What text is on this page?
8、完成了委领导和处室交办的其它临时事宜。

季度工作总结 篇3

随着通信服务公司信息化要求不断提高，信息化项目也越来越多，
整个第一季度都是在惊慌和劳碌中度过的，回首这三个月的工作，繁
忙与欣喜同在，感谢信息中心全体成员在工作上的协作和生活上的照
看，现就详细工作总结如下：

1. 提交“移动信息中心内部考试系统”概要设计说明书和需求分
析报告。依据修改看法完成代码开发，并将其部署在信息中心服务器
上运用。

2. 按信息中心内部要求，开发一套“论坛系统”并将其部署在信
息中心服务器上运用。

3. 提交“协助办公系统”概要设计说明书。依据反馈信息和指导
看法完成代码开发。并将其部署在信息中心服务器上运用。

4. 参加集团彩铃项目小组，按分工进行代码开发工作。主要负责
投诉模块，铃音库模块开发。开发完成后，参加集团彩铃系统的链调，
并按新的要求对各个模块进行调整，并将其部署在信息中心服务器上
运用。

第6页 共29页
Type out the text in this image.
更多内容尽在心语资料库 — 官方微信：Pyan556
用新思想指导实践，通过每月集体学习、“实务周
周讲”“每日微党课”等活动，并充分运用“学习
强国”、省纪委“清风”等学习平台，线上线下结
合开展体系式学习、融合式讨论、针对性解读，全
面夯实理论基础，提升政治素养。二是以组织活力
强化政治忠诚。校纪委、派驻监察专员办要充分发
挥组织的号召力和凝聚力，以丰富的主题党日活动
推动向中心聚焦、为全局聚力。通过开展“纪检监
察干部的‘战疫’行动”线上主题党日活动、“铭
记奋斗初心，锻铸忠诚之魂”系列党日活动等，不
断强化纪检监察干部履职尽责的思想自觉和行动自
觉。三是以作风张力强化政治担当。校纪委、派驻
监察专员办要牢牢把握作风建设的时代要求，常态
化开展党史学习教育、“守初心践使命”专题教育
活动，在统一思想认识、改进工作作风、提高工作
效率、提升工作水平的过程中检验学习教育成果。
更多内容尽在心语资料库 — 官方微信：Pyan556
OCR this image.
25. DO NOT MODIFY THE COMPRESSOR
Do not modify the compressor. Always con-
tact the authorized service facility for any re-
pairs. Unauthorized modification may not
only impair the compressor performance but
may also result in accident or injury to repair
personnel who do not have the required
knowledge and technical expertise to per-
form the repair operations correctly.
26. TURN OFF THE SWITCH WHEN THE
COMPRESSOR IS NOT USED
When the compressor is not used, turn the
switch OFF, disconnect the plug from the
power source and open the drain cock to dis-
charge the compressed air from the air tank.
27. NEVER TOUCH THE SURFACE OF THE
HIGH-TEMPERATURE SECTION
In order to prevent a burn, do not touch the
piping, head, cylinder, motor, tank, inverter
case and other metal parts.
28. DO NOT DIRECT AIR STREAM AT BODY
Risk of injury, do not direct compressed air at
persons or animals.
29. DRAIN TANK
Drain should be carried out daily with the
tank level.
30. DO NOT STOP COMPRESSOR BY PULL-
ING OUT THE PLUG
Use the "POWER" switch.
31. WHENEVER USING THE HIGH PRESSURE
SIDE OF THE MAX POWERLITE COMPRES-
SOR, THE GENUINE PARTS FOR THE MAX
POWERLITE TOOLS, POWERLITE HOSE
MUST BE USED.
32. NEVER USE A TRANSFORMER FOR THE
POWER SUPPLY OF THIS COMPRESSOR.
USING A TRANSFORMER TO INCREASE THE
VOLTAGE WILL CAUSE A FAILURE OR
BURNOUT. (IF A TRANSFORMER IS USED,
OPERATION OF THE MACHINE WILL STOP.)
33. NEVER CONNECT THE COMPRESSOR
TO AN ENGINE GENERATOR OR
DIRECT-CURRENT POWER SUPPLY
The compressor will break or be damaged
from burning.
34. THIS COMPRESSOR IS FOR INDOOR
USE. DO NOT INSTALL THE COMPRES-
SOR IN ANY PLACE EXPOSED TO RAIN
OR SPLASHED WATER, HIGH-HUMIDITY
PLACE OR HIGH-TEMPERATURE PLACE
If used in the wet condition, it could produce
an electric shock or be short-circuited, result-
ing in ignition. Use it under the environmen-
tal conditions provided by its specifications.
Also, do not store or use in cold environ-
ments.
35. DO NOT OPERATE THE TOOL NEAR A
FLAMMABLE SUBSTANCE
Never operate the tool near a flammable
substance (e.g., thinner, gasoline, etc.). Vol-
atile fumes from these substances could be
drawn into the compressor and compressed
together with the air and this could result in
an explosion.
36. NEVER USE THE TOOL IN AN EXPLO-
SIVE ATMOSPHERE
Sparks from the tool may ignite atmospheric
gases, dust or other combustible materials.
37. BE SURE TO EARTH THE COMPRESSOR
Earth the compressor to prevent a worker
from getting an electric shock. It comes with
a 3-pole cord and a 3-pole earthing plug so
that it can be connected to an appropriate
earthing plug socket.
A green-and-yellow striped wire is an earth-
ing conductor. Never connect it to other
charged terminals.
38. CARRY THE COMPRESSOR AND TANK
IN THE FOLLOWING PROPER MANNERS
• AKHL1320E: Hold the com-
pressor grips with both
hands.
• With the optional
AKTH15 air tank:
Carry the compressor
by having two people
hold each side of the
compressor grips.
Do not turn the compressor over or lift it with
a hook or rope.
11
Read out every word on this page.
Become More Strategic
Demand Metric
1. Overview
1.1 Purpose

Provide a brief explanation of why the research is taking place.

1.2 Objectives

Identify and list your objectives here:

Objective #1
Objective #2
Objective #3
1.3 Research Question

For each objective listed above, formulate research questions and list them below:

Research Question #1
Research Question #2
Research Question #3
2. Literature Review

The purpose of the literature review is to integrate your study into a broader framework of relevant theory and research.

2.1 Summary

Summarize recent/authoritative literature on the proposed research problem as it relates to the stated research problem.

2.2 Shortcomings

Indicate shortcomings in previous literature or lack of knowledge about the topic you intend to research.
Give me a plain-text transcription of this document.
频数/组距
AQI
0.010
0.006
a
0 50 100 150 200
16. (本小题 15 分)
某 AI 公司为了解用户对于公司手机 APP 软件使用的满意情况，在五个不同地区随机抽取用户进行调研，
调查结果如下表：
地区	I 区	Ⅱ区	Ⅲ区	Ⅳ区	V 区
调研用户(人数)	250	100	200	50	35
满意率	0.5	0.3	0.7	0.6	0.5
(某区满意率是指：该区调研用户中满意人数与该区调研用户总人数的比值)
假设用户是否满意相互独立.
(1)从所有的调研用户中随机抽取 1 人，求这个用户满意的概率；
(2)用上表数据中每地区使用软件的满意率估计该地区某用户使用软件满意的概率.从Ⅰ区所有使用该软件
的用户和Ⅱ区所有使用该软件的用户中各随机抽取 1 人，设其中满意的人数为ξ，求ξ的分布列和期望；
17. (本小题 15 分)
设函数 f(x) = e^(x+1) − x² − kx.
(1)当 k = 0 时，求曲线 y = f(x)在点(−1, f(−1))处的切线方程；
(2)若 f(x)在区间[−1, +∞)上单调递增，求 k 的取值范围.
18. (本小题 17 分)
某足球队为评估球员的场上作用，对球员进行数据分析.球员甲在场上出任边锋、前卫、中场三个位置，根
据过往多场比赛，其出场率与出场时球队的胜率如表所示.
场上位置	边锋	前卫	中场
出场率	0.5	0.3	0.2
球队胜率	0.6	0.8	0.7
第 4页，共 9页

+-------+

> WHAT NEEDS TO BE DONE
Extract all the entries word for word.

> CORRECT RESULT
What text is on this page?
8、完成了委领导和处室交办的其它临时事宜。

季度工作总结 篇3

随着通信服务公司信息化要求不断提高，信息化项目也越来越多，
整个第一季度都是在惊慌和劳碌中度过的，回首这三个月的工作，繁
忙与欣喜同在，感谢信息中心全体成员在工作上的协作和生活上的照
看，现就详细工作总结如下：

1. 提交“移动信息中心内部考试系统”概要设计说明书和需求分
析报告。依据修改看法完成代码开发，并将其部署在信息中心服务器
上运用。

2. 按信息中心内部要求，开发一套“论坛系统”并将其部署在信
息中心服务器上运用。

3. 提交“协助办公系统”概要设计说明书。依据反馈信息和指导
看法完成代码开发。并将其部署在信息中心服务器上运用。

4. 参加集团彩铃项目小组，按分工进行代码开发工作。主要负责
投诉模块，铃音库模块开发。开发完成后，参加集团彩铃系统的链调，
并按新的要求对各个模块进行调整，并将其部署在信息中心服务器上
运用。

第6页 共29页
Type out the text in this image.
更多内容尽在心语资料库 — 官方微信：Pyan556
用新思想指导实践，通过每月集体学习、“实务周
周讲”“每日微党课”等活动，并充分运用“学习
强国”、省纪委“清风”等学习平台，线上线下结
合开展体系式学习、融合式讨论、针对性解读，全
面夯实理论基础，提升政治素养。二是以组织活力
强化政治忠诚。校纪委、派驻监察专员办要充分发
挥组织的号召力和凝聚力，以丰富的主题党日活动
推动向中心聚焦、为全局聚力。通过开展“纪检监
察干部的‘战疫’行动”线上主题党日活动、“铭
记奋斗初心，锻铸忠诚之魂”系列党日活动等，不
断强化纪检监察干部履职尽责的思想自觉和行动自
觉。三是以作风张力强化政治担当。校纪委、派驻
监察专员办要牢牢把握作风建设的时代要求，常态
化开展党史学习教育、“守初心践使命”专题教育
活动，在统一思想认识、改进工作作风、提高工作
效率、提升工作水平的过程中检验学习教育成果。
更多内容尽在心语资料库 — 官方微信：Pyan556
OCR this image.
25. DO NOT MODIFY THE COMPRESSOR
Do not modify the compressor. Always con-
tact the authorized service facility for any re-
pairs. Unauthorized modification may not
only impair the compressor performance but
may also result in accident or injury to repair
personnel who do not have the required
knowledge and technical expertise to per-
form the repair operations correctly.
26. TURN OFF THE SWITCH WHEN THE
COMPRESSOR IS NOT USED
When the compressor is not used, turn the
switch OFF, disconnect the plug from the
power source and open the drain cock to dis-
charge the compressed air from the air tank.
27. NEVER TOUCH THE SURFACE OF THE
HIGH-TEMPERATURE SECTION
In order to prevent a burn, do not touch the
piping, head, cylinder, motor, tank, inverter
case and other metal parts.
28. DO NOT DIRECT AIR STREAM AT BODY
Risk of injury, do not direct compressed air at
persons or animals.
29. DRAIN TANK
Drain should be carried out daily with the
tank level.
30. DO NOT STOP COMPRESSOR BY PULL-
ING OUT THE PLUG
Use the "POWER" switch.
31. WHENEVER USING THE HIGH PRESSURE
SIDE OF THE MAX POWERLITE COMPRES-
SOR, THE GENUINE PARTS FOR THE MAX
POWERLITE TOOLS, POWERLITE HOSE
MUST BE USED.
32. NEVER USE A TRANSFORMER FOR THE
POWER SUPPLY OF THIS COMPRESSOR.
USING A TRANSFORMER TO INCREASE THE
VOLTAGE WILL CAUSE A FAILURE OR
BURNOUT. (IF A TRANSFORMER IS USED,
OPERATION OF THE MACHINE WILL STOP.)
33. NEVER CONNECT THE COMPRESSOR
TO AN ENGINE GENERATOR OR
DIRECT-CURRENT POWER SUPPLY
The compressor will break or be damaged
from burning.
34. THIS COMPRESSOR IS FOR INDOOR
USE. DO NOT INSTALL THE COMPRES-
SOR IN ANY PLACE EXPOSED TO RAIN
OR SPLASHED WATER, HIGH-HUMIDITY
PLACE OR HIGH-TEMPERATURE PLACE
If used in the wet condition, it could produce
an electric shock or be short-circuited, result-
ing in ignition. Use it under the environmen-
tal conditions provided by its specifications.
Also, do not store or use in cold environ-
ments.
35. DO NOT OPERATE THE TOOL NEAR A
FLAMMABLE SUBSTANCE
Never operate the tool near a flammable
substance (e.g., thinner, gasoline, etc.). Vol-
atile fumes from these substances could be
drawn into the compressor and compressed
together with the air and this could result in
an explosion.
36. NEVER USE THE TOOL IN AN EXPLO-
SIVE ATMOSPHERE
Sparks from the tool may ignite atmospheric
gases, dust or other combustible materials.
37. BE SURE TO EARTH THE COMPRESSOR
Earth the compressor to prevent a worker
from getting an electric shock. It comes with
a 3-pole cord and a 3-pole earthing plug so
that it can be connected to an appropriate
earthing plug socket.
A green-and-yellow striped wire is an earth-
ing conductor. Never connect it to other
charged terminals.
38. CARRY THE COMPRESSOR AND TANK
IN THE FOLLOWING PROPER MANNERS
• AKHL1320E: Hold the com-
pressor grips with both
hands.
• With the optional
AKTH15 air tank:
Carry the compressor
by having two people
hold each side of the
compressor grips.
Do not turn the compressor over or lift it with
a hook or rope.
11
Read out every word on this page.
Become More Strategic
Demand Metric
1. Overview
1.1 Purpose

Provide a brief explanation of why the research is taking place.

1.2 Objectives

Identify and list your objectives here:

Objective #1
Objective #2
Objective #3
1.3 Research Question

For each objective listed above, formulate research questions and list them below:

Research Question #1
Research Question #2
Research Question #3
2. Literature Review

The purpose of the literature review is to integrate your study into a broader framework of relevant theory and research.

2.1 Summary

Summarize recent/authoritative literature on the proposed research problem as it relates to the stated research problem.

2.2 Shortcomings

Indicate shortcomings in previous literature or lack of knowledge about the topic you intend to research.
Give me a plain-text transcription of this document.
频数/组距
AQI
0.010
0.006
a
0 50 100 150 200
16. (本小题 15 分)
某 AI 公司为了解用户对于公司手机 APP 软件使用的满意情况，在五个不同地区随机抽取用户进行调研，
调查结果如下表：
地区	I 区	Ⅱ区	Ⅲ区	Ⅳ区	V 区
调研用户(人数)	250	100	200	50	35
满意率	0.5	0.3	0.7	0.6	0.5
(某区满意率是指：该区调研用户中满意人数与该区调研用户总人数的比值)
假设用户是否满意相互独立.
(1)从所有的调研用户中随机抽取 1 人，求这个用户满意的概率；
(2)用上表数据中每地区使用软件的满意率估计该地区某用户使用软件满意的概率.从Ⅰ区所有使用该软件
的用户和Ⅱ区所有使用该软件的用户中各随机抽取 1 人，设其中满意的人数为ξ，求ξ的分布列和期望；
17. (本小题 15 分)
设函数 f(x) = e^(x+1) − x² − kx.
(1)当 k = 0 时，求曲线 y = f(x)在点(−1, f(−1))处的切线方程；
(2)若 f(x)在区间[−1, +∞)上单调递增，求 k 的取值范围.
18. (本小题 17 分)
某足球队为评估球员的场上作用，对球员进行数据分析.球员甲在场上出任边锋、前卫、中场三个位置，根
据过往多场比赛，其出场率与出场时球队的胜率如表所示.
场上位置	边锋	前卫	中场
出场率	0.5	0.3	0.2
球队胜率	0.6	0.8	0.7
第 4页，共 9页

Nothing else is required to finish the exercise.